## Task to complete
Every entry here should be copied exactly.

(Data entries for graphics)
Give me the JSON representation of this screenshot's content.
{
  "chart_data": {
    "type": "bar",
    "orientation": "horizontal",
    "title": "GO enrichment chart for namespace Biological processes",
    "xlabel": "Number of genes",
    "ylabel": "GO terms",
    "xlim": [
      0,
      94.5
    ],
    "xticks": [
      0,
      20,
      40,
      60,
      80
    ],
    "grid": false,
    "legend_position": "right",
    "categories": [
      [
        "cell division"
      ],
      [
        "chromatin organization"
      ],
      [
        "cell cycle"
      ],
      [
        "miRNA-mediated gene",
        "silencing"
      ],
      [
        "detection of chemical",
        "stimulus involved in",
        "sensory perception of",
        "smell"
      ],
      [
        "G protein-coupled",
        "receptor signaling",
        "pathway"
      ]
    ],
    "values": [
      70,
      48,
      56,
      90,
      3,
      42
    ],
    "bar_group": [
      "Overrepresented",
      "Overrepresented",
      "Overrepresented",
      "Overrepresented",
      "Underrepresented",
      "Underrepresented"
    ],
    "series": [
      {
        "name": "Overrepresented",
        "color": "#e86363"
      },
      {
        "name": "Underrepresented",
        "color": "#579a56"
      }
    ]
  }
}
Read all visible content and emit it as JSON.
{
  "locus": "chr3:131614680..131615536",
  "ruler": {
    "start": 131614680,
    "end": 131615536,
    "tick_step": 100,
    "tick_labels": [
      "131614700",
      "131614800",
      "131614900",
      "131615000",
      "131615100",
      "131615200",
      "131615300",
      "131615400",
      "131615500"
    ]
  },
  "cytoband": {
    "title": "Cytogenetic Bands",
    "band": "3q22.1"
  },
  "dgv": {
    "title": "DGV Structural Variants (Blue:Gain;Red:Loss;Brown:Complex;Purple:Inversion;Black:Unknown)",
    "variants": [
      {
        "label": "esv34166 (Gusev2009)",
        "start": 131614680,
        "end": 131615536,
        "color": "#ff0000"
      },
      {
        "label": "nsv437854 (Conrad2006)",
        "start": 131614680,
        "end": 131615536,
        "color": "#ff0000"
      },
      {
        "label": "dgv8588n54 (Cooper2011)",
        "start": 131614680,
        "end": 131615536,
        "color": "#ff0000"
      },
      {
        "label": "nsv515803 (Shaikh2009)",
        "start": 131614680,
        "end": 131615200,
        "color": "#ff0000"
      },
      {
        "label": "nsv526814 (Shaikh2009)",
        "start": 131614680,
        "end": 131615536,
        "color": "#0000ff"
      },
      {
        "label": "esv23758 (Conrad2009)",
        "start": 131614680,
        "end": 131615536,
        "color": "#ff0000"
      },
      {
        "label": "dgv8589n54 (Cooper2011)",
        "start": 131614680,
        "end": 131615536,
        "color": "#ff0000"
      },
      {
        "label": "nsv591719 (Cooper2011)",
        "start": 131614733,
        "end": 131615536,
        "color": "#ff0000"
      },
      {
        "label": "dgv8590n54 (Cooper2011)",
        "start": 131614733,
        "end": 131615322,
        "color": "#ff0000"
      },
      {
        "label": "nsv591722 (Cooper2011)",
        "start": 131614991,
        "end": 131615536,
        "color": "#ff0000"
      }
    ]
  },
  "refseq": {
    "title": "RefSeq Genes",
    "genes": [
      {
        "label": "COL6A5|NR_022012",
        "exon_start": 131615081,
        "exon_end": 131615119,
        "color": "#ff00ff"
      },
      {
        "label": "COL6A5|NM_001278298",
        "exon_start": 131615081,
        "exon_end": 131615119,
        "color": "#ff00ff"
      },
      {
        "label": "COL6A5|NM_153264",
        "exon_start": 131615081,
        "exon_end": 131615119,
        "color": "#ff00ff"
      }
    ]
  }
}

## Reply to the exercise
Give me the JSON representation of this screenshot's content.
{
  "chart_data": {
    "type": "bar",
    "orientation": "horizontal",
    "title": "GO enrichment chart for namespace Biological processes",
    "xlabel": "Number of genes",
    "ylabel": "GO terms",
    "xlim": [
      0,
      94.5
    ],
    "xticks": [
      0,
      20,
      40,
      60,
      80
    ],
    "grid": false,
    "legend_position": "right",
    "categories": [
      [
        "cell division"
      ],
      [
        "chromatin organization"
      ],
      [
        "cell cycle"
      ],
      [
        "miRNA-mediated gene",
        "silencing"
      ],
      [
        "detection of chemical",
        "stimulus involved in",
        "sensory perception of",
        "smell"
      ],
      [
        "G protein-coupled",
        "receptor signaling",
        "pathway"
      ]
    ],
    "values": [
      70,
      48,
      56,
      90,
      3,
      42
    ],
    "bar_group": [
      "Overrepresented",
      "Overrepresented",
      "Overrepresented",
      "Overrepresented",
      "Underrepresented",
      "Underrepresented"
    ],
    "series": [
      {
        "name": "Overrepresented",
        "color": "#e86363"
      },
      {
        "name": "Underrepresented",
        "color": "#579a56"
      }
    ]
  }
}
Read all visible content and emit it as JSON.
{
  "locus": "chr3:131614680..131615536",
  "ruler": {
    "start": 131614680,
    "end": 131615536,
    "tick_step": 100,
    "tick_labels": [
      "131614700",
      "131614800",
      "131614900",
      "131615000",
      "131615100",
      "131615200",
      "131615300",
      "131615400",
      "131615500"
    ]
  },
  "cytoband": {
    "title": "Cytogenetic Bands",
    "band": "3q22.1"
  },
  "dgv": {
    "title": "DGV Structural Variants (Blue:Gain;Red:Loss;Brown:Complex;Purple:Inversion;Black:Unknown)",
    "variants": [
      {
        "label": "esv34166 (Gusev2009)",
        "start": 131614680,
        "end": 131615536,
        "color": "#ff0000"
      },
      {
        "label": "nsv437854 (Conrad2006)",
        "start": 131614680,
        "end": 131615536,
        "color": "#ff0000"
      },
      {
        "label": "dgv8588n54 (Cooper2011)",
        "start": 131614680,
        "end": 131615536,
        "color": "#ff0000"
      },
      {
        "label": "nsv515803 (Shaikh2009)",
        "start": 131614680,
        "end": 131615200,
        "color": "#ff0000"
      },
      {
        "label": "nsv526814 (Shaikh2009)",
        "start": 131614680,
        "end": 131615536,
        "color": "#0000ff"
      },
      {
        "label": "esv23758 (Conrad2009)",
        "start": 131614680,
        "end": 131615536,
        "color": "#ff0000"
      },
      {
        "label": "dgv8589n54 (Cooper2011)",
        "start": 131614680,
        "end": 131615536,
        "color": "#ff0000"
      },
      {
        "label": "nsv591719 (Cooper2011)",
        "start": 131614733,
        "end": 131615536,
        "color": "#ff0000"
      },
      {
        "label": "dgv8590n54 (Cooper2011)",
        "start": 131614733,
        "end": 131615322,
        "color": "#ff0000"
      },
      {
        "label": "nsv591722 (Cooper2011)",
        "start": 131614991,
        "end": 131615536,
        "color": "#ff0000"
      }
    ]
  },
  "refseq": {
    "title": "RefSeq Genes",
    "genes": [
      {
        "label": "COL6A5|NR_022012",
        "exon_start": 131615081,
        "exon_end": 131615119,
        "color": "#ff00ff"
      },
      {
        "label": "COL6A5|NM_001278298",
        "exon_start": 131615081,
        "exon_end": 131615119,
        "color": "#ff00ff"
      },
      {
        "label": "COL6A5|NM_153264",
        "exon_start": 131615081,
        "exon_end": 131615119,
        "color": "#ff00ff"
      }
    ]
  }
}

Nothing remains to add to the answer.